■ **Task directions**
Please count the lines in the listing below where the word "CaCO₃" appears. Give the number only.

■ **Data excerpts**
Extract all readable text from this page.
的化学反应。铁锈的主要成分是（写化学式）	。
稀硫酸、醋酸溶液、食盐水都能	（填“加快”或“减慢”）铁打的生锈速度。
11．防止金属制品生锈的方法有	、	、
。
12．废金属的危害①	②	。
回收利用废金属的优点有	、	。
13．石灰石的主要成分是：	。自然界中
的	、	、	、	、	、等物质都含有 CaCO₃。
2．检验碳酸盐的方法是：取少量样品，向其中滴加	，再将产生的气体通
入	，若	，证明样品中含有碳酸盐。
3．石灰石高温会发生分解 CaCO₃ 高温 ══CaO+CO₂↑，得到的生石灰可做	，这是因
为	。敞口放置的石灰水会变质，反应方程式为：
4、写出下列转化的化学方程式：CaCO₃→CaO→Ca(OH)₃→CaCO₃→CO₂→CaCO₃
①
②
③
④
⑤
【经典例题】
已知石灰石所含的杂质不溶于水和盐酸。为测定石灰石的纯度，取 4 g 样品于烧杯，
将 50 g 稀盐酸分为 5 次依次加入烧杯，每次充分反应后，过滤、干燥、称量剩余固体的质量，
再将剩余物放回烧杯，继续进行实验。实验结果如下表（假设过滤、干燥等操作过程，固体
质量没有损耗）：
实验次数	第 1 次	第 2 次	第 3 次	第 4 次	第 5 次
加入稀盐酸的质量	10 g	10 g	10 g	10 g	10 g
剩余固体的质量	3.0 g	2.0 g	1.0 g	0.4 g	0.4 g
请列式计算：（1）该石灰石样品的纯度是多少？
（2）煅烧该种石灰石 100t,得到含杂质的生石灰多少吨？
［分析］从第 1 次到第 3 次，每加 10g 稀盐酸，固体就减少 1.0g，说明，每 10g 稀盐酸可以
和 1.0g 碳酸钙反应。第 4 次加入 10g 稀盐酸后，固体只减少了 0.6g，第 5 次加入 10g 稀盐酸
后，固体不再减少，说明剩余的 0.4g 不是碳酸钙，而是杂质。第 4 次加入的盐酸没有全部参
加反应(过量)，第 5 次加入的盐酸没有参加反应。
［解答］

■ **Right answer**
3